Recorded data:
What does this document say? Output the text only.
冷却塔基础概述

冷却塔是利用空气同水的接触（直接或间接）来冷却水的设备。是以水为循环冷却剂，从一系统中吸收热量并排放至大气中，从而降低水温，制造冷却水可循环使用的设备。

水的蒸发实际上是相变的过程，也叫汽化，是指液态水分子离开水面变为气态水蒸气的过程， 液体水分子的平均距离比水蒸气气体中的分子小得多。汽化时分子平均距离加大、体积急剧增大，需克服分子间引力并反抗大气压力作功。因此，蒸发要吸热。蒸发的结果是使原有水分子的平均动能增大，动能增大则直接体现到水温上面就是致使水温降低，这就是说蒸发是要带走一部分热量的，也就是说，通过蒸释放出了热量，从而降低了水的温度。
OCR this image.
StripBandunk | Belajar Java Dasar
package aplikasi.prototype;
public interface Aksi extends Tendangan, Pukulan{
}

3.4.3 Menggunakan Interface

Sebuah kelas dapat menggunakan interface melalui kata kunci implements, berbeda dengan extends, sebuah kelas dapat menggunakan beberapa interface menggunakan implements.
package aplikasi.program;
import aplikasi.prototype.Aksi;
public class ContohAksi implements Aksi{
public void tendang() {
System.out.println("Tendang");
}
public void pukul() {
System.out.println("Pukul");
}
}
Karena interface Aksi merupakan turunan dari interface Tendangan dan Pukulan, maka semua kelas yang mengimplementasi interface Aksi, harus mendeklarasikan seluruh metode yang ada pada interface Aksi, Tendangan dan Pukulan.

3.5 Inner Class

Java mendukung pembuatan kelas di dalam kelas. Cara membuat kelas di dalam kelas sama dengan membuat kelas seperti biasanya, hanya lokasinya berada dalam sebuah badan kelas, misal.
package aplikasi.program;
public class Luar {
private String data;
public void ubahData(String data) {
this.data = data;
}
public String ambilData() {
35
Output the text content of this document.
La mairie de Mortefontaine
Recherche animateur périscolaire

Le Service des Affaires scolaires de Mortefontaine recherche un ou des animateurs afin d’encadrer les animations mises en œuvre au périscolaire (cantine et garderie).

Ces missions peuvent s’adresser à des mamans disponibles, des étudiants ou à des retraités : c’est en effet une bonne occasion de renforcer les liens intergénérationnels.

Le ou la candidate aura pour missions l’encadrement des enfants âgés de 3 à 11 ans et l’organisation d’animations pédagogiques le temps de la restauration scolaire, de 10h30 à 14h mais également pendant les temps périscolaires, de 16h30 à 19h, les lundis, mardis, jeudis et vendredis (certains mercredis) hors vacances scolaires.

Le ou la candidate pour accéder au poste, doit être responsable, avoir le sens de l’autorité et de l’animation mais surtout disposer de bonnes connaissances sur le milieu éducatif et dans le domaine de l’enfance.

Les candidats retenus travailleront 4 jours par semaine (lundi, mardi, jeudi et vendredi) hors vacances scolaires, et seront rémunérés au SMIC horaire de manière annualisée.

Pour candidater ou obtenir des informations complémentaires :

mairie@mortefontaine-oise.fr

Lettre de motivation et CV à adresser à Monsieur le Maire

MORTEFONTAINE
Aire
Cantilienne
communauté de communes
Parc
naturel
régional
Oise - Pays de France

- [WORK TO BE COMPLETED]:
Give the number of lines above in which the word "System" occurs, with nothing else.

- [RESPONSE BELOW]:
2